→ **WHAT YOU ARE ASKED TO DO**
Rewrite the material starting with the line that contains "comparison-curve: [46, 83, 501, 364]" and going on through the line that contains "y-axis-label: Volume (%): [13, 189, 27, 253]", switching "annotation" to "callout" and leaving everything else as it is.

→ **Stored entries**
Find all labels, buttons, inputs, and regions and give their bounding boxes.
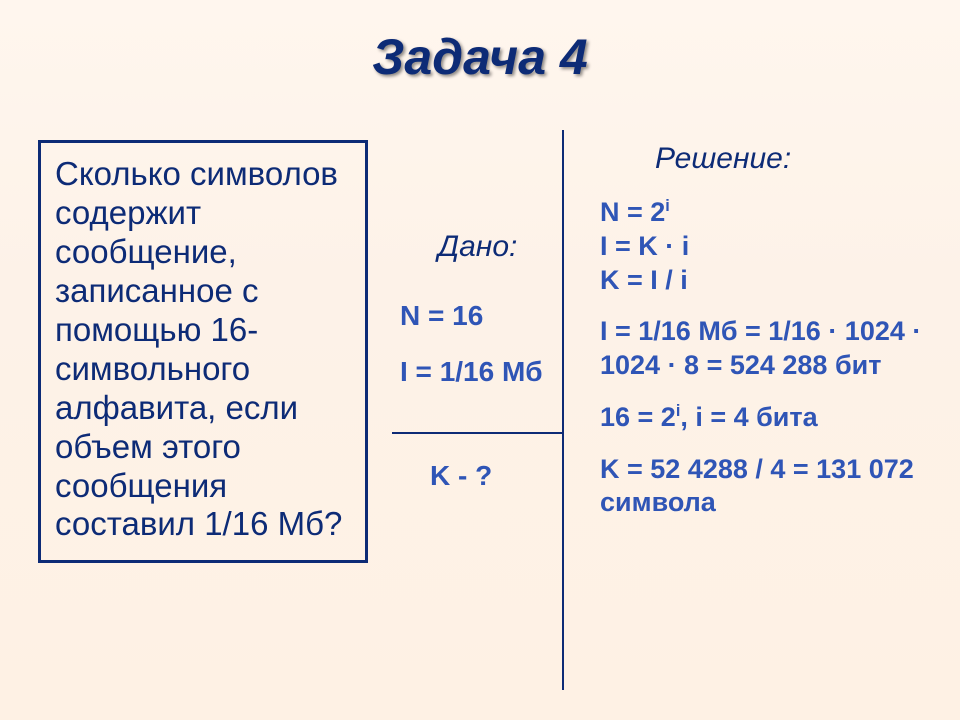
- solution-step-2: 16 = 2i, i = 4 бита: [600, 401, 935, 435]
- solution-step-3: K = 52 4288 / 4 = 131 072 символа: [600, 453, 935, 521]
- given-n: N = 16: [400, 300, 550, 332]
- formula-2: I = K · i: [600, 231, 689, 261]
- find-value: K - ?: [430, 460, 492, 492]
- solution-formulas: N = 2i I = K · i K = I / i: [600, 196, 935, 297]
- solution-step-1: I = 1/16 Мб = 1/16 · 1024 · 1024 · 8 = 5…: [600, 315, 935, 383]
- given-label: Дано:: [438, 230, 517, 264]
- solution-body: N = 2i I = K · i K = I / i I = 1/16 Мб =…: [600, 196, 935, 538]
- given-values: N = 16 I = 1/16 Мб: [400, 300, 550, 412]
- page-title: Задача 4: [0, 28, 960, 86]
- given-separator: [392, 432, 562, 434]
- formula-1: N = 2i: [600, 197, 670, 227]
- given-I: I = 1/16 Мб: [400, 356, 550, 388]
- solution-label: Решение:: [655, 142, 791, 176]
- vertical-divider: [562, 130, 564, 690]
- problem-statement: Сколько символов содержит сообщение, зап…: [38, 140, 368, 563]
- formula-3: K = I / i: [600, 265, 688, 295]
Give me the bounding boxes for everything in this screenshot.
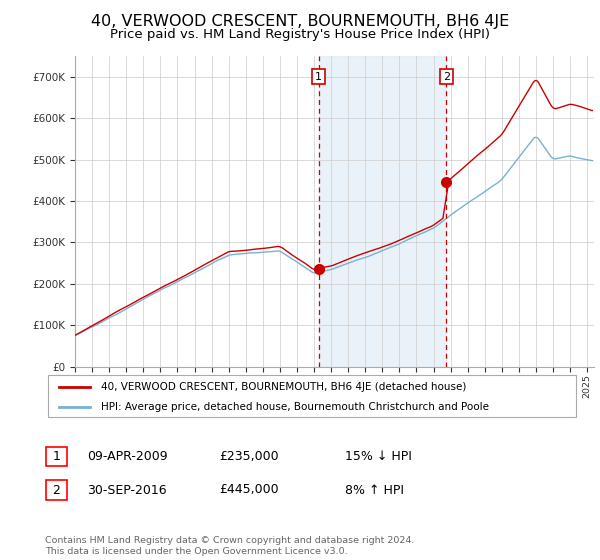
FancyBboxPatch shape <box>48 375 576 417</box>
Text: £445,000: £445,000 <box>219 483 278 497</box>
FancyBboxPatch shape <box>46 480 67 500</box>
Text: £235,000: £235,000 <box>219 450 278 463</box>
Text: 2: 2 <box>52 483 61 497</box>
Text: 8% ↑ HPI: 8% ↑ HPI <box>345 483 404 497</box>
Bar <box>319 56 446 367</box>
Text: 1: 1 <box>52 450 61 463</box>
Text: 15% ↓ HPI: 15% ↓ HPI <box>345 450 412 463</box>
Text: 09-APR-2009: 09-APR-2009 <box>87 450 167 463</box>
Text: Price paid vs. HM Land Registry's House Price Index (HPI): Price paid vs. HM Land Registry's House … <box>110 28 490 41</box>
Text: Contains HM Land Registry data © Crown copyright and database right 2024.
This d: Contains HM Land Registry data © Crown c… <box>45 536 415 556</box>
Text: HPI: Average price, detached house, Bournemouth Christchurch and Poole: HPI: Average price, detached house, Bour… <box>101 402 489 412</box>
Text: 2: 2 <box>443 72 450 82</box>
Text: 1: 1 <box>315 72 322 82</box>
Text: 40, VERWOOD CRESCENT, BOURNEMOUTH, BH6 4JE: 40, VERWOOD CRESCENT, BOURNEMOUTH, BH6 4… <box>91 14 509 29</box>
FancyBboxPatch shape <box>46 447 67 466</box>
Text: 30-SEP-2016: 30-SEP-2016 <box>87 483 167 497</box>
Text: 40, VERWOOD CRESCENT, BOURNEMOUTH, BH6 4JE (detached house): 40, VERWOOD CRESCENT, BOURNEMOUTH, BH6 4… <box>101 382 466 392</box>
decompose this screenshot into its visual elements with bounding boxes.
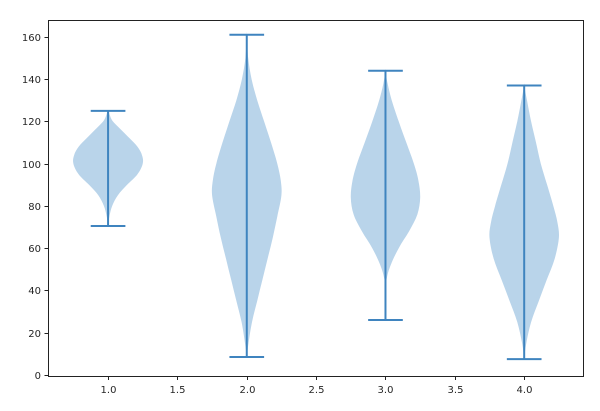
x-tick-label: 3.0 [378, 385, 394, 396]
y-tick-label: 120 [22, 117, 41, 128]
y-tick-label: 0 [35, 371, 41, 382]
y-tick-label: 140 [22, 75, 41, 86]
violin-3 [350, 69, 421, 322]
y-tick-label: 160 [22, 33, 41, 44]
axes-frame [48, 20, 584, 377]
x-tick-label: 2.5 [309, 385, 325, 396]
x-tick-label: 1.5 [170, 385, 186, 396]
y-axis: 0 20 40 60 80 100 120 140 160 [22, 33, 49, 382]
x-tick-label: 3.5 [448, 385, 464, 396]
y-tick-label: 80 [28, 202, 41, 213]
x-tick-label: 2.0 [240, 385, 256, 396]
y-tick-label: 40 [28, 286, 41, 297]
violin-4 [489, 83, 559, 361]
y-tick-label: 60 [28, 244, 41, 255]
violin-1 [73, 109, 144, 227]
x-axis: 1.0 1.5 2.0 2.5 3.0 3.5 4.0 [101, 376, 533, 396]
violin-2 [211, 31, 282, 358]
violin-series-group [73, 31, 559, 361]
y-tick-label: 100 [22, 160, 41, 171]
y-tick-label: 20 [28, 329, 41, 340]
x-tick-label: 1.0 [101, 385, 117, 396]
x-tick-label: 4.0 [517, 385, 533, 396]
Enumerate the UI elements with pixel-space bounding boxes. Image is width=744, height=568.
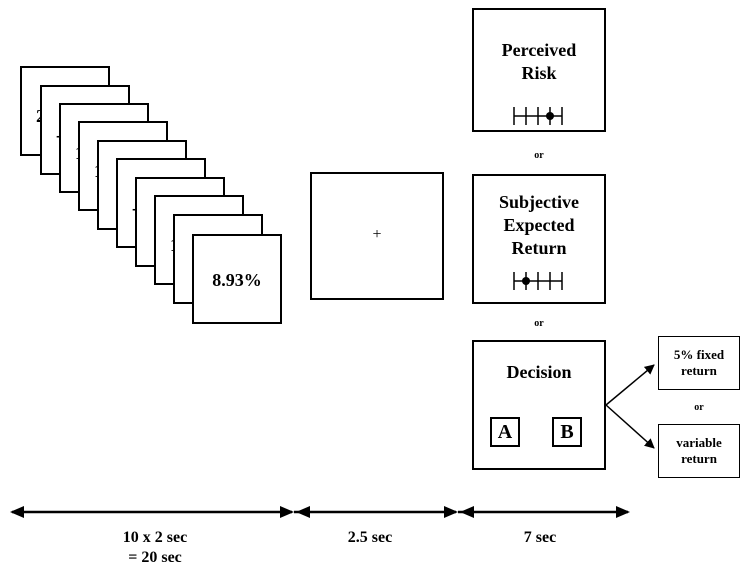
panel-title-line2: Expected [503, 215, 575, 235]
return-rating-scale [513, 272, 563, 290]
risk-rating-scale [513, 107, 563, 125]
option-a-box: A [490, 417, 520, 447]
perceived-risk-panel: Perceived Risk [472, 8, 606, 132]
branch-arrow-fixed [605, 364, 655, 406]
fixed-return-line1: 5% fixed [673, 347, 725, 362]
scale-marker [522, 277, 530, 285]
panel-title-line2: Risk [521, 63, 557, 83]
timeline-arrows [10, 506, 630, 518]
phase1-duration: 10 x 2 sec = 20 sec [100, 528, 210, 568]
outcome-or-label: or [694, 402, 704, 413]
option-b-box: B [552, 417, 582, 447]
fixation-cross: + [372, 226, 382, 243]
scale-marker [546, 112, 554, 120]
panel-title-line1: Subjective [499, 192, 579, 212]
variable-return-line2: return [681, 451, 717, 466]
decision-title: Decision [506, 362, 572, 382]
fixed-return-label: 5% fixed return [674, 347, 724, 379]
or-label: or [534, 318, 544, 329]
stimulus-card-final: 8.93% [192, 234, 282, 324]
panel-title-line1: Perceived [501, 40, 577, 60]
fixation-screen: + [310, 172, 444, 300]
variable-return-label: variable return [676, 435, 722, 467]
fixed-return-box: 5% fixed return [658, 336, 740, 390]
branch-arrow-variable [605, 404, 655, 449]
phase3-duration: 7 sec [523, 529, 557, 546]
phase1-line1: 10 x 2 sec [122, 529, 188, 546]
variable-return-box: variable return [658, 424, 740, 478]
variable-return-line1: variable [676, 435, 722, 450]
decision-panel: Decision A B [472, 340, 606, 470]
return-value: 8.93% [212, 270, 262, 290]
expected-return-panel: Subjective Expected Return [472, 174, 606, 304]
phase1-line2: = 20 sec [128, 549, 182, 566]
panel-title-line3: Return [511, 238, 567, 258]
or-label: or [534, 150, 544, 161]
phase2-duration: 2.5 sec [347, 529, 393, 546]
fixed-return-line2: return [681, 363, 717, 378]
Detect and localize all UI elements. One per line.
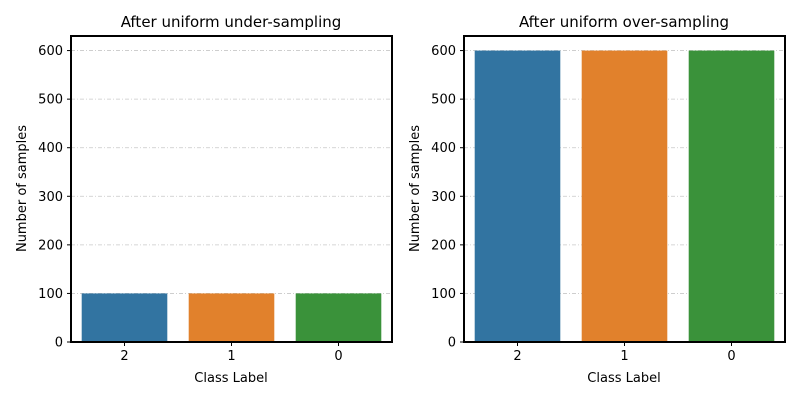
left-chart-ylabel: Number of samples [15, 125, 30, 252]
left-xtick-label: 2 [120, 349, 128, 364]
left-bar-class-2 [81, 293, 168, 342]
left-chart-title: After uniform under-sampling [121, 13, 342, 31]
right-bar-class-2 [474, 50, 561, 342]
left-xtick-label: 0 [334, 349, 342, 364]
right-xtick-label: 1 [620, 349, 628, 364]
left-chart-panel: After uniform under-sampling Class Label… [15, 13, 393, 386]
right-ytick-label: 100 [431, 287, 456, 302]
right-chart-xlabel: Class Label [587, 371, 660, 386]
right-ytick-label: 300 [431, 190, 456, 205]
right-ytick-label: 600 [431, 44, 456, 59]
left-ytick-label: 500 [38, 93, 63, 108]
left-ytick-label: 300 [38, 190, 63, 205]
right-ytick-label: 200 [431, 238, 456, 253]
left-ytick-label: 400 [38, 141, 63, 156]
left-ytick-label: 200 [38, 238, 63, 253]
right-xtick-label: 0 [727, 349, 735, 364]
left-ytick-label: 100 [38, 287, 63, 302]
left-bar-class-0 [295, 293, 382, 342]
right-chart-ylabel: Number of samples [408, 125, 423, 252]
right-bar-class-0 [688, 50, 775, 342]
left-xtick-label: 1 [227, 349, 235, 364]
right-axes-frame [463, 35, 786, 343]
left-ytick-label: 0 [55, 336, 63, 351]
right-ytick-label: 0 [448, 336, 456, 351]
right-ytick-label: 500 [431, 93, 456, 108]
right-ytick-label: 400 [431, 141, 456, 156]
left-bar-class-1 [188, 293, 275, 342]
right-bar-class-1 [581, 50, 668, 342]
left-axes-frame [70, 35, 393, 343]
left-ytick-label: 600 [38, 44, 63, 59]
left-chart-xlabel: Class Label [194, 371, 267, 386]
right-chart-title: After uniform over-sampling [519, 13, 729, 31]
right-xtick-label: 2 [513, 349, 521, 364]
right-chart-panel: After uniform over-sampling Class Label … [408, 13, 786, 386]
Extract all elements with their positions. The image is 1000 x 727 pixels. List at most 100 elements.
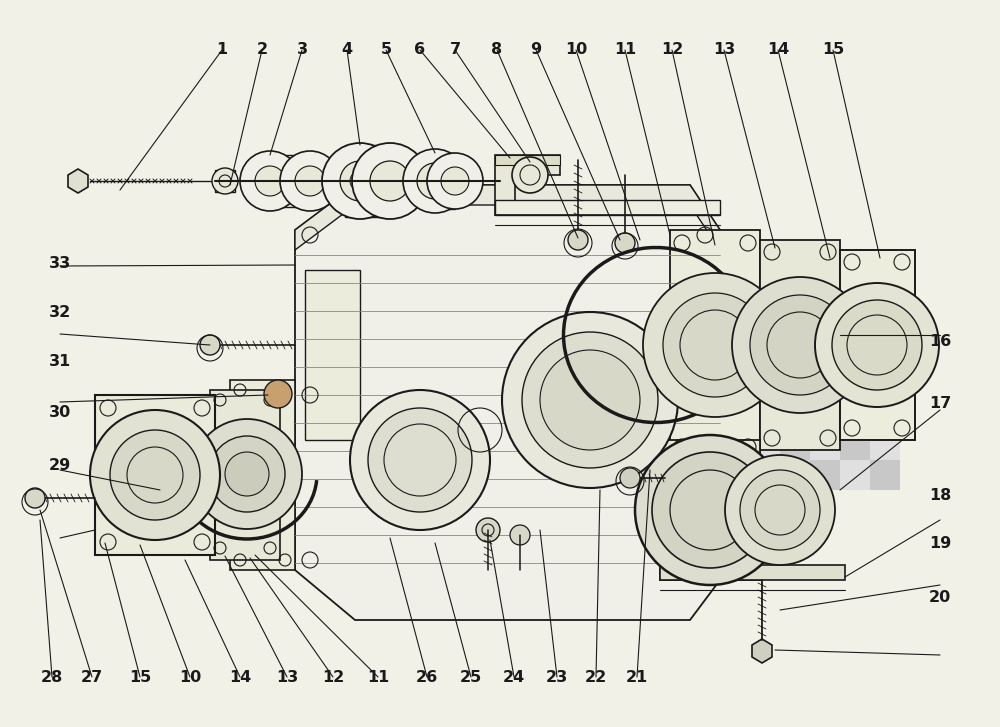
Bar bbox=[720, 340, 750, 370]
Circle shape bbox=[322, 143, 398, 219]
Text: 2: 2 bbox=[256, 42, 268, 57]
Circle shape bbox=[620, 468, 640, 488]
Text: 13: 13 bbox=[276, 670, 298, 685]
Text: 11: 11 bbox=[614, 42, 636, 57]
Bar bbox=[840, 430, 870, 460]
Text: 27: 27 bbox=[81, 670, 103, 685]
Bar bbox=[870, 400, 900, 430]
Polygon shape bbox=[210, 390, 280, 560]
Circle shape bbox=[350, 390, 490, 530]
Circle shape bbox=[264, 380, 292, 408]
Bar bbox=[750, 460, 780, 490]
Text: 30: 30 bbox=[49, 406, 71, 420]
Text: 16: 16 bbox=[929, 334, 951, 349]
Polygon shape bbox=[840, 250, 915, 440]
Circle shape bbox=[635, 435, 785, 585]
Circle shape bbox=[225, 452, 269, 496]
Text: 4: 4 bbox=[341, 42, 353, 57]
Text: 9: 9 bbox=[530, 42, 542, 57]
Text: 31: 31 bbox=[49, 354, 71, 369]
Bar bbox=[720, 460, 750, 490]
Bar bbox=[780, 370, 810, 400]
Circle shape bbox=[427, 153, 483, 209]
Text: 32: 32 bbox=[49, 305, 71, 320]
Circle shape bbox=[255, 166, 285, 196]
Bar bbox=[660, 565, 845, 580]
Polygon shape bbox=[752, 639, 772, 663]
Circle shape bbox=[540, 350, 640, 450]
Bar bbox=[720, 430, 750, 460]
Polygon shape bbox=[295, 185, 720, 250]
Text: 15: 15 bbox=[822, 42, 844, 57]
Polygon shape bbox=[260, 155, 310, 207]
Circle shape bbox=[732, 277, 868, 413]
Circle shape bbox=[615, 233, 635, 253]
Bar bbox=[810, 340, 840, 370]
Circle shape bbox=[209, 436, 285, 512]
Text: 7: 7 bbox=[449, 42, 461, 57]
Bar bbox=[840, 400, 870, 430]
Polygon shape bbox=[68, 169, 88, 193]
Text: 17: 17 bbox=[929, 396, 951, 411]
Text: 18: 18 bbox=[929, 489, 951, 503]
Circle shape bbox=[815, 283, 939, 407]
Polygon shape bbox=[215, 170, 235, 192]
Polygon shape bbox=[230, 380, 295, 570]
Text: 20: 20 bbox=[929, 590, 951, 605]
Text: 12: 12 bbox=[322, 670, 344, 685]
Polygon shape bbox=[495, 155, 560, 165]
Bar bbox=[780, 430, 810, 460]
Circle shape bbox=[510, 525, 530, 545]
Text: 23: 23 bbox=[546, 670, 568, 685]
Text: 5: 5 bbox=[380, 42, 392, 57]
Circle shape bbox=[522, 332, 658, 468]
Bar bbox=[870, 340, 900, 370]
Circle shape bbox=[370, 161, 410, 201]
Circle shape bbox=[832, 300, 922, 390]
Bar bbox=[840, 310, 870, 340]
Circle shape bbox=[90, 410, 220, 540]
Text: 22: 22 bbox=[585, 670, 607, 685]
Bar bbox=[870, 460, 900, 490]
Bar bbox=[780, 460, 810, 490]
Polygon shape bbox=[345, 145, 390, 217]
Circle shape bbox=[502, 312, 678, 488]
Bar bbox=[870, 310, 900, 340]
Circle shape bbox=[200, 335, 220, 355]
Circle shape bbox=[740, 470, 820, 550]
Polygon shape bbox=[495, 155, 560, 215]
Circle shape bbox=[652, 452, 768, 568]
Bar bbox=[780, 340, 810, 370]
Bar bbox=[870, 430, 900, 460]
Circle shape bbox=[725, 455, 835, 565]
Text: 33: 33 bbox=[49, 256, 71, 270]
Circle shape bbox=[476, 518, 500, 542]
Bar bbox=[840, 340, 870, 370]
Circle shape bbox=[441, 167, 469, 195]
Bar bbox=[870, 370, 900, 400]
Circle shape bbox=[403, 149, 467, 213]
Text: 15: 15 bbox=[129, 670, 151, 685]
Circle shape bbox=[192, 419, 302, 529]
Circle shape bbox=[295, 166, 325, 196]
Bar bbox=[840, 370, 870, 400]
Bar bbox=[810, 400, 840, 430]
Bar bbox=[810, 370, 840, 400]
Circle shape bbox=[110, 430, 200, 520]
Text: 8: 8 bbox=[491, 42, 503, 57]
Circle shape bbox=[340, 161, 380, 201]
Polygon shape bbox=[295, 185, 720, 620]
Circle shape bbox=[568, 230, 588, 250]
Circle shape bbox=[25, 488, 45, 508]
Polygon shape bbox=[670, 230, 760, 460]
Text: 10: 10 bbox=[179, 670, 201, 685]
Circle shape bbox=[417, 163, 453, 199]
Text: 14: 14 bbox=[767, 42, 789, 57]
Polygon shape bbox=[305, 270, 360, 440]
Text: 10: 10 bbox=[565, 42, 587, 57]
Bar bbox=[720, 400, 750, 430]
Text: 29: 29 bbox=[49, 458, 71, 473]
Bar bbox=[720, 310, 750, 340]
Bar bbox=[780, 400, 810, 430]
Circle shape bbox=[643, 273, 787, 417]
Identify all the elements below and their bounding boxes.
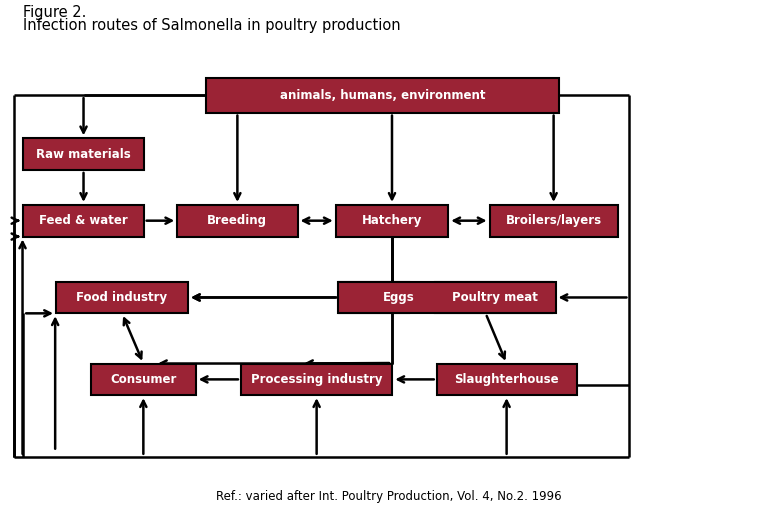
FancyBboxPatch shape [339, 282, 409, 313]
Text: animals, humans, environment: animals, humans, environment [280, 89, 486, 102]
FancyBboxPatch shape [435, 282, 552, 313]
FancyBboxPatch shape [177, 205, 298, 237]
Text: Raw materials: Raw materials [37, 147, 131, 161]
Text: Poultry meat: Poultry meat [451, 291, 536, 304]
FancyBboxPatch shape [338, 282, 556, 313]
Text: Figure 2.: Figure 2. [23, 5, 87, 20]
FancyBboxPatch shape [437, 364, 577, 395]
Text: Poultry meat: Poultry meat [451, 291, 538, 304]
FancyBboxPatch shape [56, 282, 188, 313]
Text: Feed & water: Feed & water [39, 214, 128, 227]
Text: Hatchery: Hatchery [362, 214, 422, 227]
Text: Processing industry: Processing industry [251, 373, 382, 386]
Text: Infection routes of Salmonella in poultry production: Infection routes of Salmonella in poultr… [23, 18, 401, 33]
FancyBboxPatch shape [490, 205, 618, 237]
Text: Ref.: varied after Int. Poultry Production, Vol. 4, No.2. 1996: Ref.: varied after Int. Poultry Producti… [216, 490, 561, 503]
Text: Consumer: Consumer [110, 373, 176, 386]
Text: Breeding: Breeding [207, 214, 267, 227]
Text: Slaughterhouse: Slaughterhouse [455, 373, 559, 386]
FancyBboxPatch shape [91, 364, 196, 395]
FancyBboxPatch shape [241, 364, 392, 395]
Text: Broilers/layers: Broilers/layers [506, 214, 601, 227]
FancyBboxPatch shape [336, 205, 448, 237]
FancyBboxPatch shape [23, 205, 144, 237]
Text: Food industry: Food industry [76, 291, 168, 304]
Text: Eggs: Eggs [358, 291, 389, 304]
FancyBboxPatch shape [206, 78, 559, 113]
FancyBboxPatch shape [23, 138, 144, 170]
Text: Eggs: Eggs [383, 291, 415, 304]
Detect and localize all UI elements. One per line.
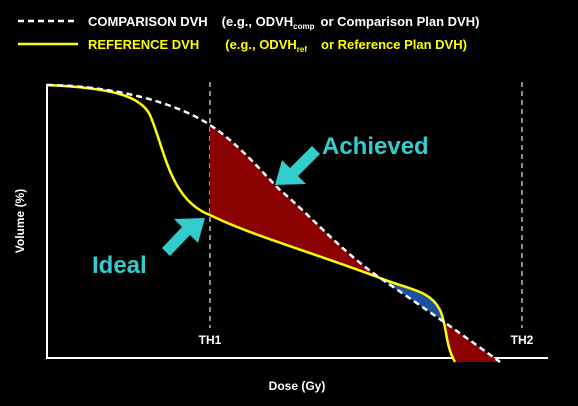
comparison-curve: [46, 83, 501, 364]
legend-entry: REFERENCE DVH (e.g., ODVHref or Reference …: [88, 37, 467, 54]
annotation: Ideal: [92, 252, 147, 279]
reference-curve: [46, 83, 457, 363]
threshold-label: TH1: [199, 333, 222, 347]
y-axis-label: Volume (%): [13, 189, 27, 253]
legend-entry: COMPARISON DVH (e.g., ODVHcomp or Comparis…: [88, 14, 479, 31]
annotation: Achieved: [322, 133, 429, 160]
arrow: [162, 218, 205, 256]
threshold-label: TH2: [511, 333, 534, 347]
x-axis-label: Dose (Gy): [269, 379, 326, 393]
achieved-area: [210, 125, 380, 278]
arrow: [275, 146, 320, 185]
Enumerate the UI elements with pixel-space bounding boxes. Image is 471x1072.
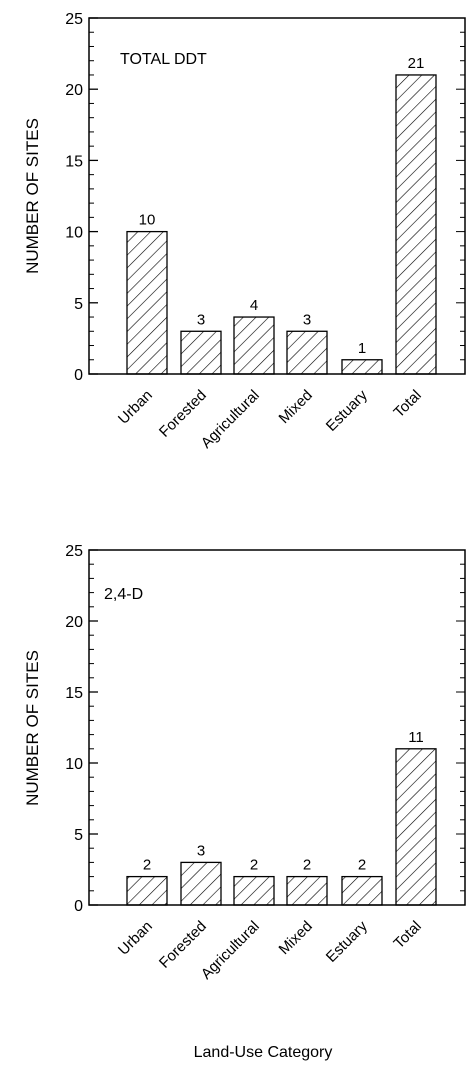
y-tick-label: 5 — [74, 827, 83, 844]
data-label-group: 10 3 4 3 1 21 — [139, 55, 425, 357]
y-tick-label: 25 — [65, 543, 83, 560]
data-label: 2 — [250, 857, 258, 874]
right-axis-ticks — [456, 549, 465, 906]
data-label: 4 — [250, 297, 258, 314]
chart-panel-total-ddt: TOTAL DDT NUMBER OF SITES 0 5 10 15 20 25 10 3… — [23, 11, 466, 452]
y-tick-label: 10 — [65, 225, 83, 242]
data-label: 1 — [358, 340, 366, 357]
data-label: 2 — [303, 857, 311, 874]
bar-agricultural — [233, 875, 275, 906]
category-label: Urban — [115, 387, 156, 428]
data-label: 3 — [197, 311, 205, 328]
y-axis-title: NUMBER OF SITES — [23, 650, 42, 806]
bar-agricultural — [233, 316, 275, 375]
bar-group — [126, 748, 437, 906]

→ **TASK SOLUTION**
comparison-curve: [46, 83, 501, 364]
legend-entry: REFERENCE DVH (e.g., ODVHref or Reference …: [88, 37, 467, 54]
callout: Ideal: [92, 252, 147, 279]
reference-curve: [46, 83, 457, 363]
threshold-label: TH1: [199, 333, 222, 347]
y-axis-label: Volume (%): [13, 189, 27, 253]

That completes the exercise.